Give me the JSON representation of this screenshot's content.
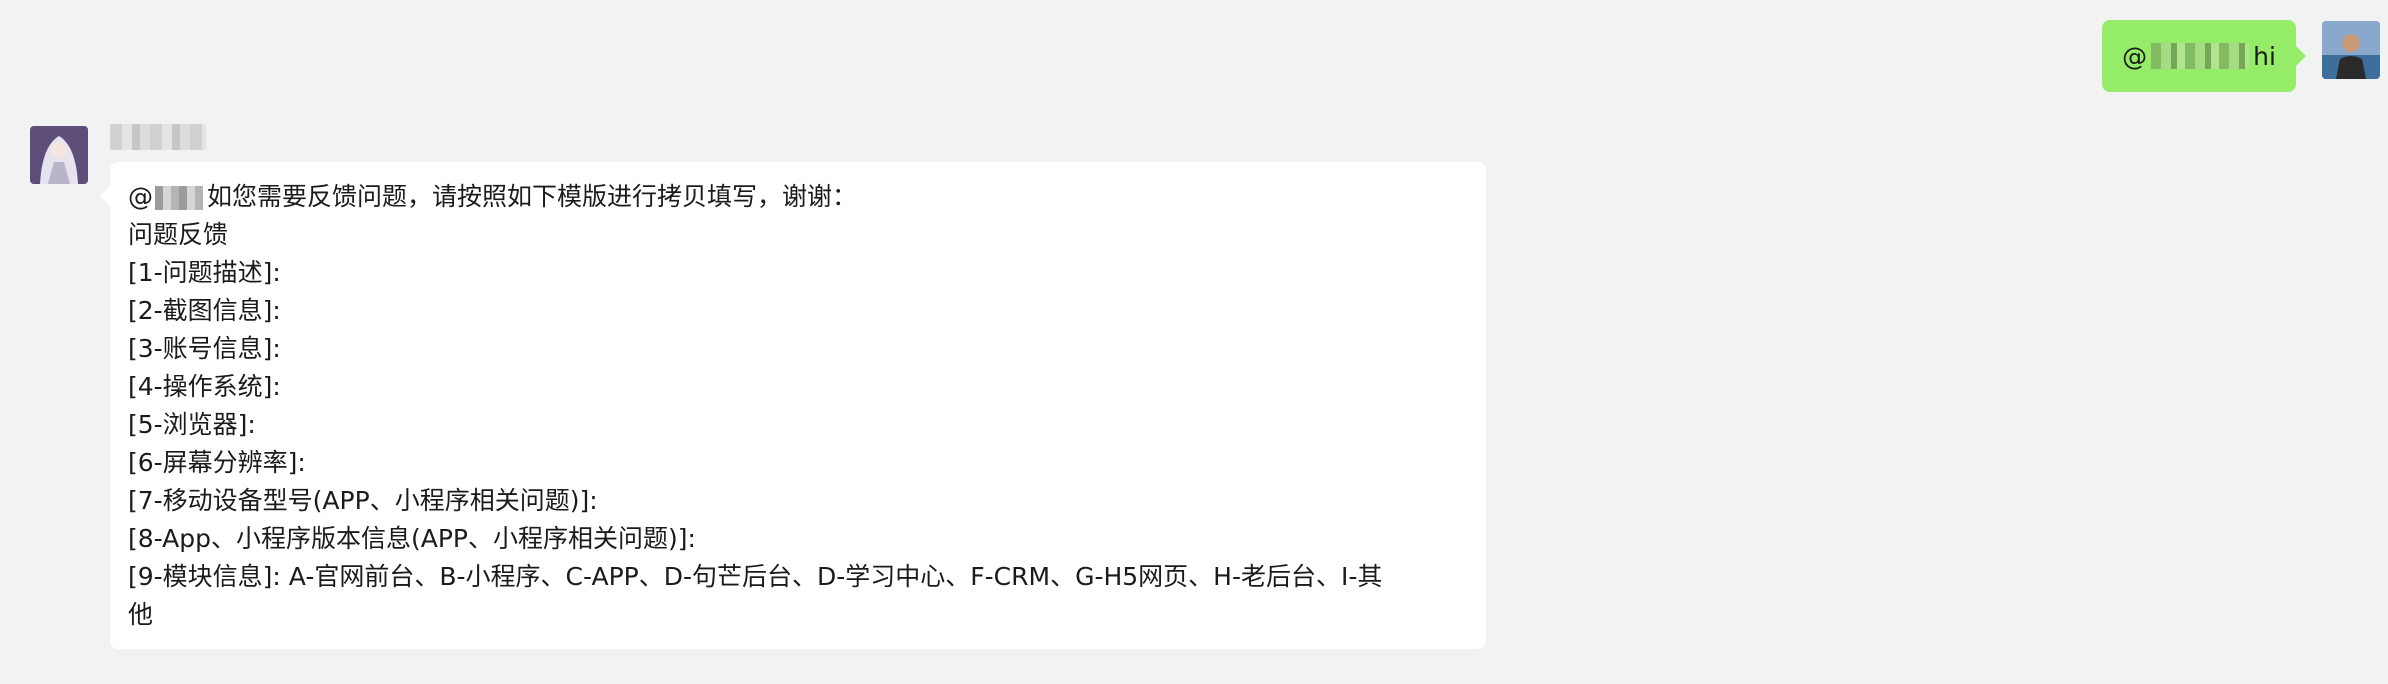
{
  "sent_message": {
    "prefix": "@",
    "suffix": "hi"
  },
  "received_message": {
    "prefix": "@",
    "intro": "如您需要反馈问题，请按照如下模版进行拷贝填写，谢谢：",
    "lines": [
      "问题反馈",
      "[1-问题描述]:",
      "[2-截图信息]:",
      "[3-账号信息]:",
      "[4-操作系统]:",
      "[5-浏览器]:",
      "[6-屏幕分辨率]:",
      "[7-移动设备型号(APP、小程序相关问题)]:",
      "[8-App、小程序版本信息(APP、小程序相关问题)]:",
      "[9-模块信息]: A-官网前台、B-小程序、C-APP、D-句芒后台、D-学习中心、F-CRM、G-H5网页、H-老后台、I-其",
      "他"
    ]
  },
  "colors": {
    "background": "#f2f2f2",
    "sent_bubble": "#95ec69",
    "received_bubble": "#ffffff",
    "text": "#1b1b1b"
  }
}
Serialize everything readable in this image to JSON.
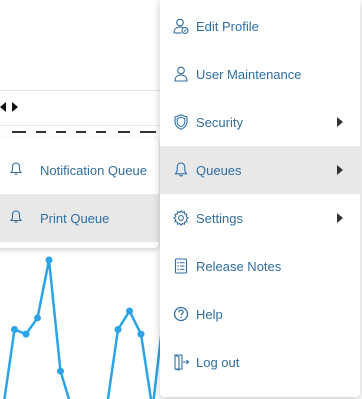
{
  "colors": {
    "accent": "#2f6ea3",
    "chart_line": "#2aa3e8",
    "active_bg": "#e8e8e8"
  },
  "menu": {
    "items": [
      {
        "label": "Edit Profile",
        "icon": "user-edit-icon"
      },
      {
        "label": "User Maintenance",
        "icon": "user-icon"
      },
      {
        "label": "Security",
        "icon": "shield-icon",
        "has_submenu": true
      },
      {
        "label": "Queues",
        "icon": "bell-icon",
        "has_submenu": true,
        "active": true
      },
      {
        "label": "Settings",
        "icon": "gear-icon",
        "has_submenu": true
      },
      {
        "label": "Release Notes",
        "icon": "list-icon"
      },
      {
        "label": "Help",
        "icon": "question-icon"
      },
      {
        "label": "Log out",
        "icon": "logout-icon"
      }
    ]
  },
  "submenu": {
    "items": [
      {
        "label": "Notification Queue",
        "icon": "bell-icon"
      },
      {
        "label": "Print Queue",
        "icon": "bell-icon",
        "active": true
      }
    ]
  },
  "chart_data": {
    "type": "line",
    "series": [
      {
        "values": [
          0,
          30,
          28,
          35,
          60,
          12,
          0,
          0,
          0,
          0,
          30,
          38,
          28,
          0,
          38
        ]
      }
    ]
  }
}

■ ■ ■ ■

Every entry above is to be set down exactly; the pictures are to be left out.

Give me the JSON representation of this screenshot's content.
{
  "sent_message": {
    "prefix": "@",
    "suffix": "hi"
  },
  "received_message": {
    "prefix": "@",
    "intro": "如您需要反馈问题，请按照如下模版进行拷贝填写，谢谢：",
    "lines": [
      "问题反馈",
      "[1-问题描述]:",
      "[2-截图信息]:",
      "[3-账号信息]:",
      "[4-操作系统]:",
      "[5-浏览器]:",
      "[6-屏幕分辨率]:",
      "[7-移动设备型号(APP、小程序相关问题)]:",
      "[8-App、小程序版本信息(APP、小程序相关问题)]:",
      "[9-模块信息]: A-官网前台、B-小程序、C-APP、D-句芒后台、D-学习中心、F-CRM、G-H5网页、H-老后台、I-其",
      "他"
    ]
  },
  "colors": {
    "background": "#f2f2f2",
    "sent_bubble": "#95ec69",
    "received_bubble": "#ffffff",
    "text": "#1b1b1b"
  }
}
Serialize everything readable in this image to JSON.
{
  "colors": {
    "accent": "#2f6ea3",
    "chart_line": "#2aa3e8",
    "active_bg": "#e8e8e8"
  },
  "menu": {
    "items": [
      {
        "label": "Edit Profile",
        "icon": "user-edit-icon"
      },
      {
        "label": "User Maintenance",
        "icon": "user-icon"
      },
      {
        "label": "Security",
        "icon": "shield-icon",
        "has_submenu": true
      },
      {
        "label": "Queues",
        "icon": "bell-icon",
        "has_submenu": true,
        "active": true
      },
      {
        "label": "Settings",
        "icon": "gear-icon",
        "has_submenu": true
      },
      {
        "label": "Release Notes",
        "icon": "list-icon"
      },
      {
        "label": "Help",
        "icon": "question-icon"
      },
      {
        "label": "Log out",
        "icon": "logout-icon"
      }
    ]
  },
  "submenu": {
    "items": [
      {
        "label": "Notification Queue",
        "icon": "bell-icon"
      },
      {
        "label": "Print Queue",
        "icon": "bell-icon",
        "active": true
      }
    ]
  },
  "chart_data": {
    "type": "line",
    "series": [
      {
        "values": [
          0,
          30,
          28,
          35,
          60,
          12,
          0,
          0,
          0,
          0,
          30,
          38,
          28,
          0,
          38
        ]
      }
    ]
  }
}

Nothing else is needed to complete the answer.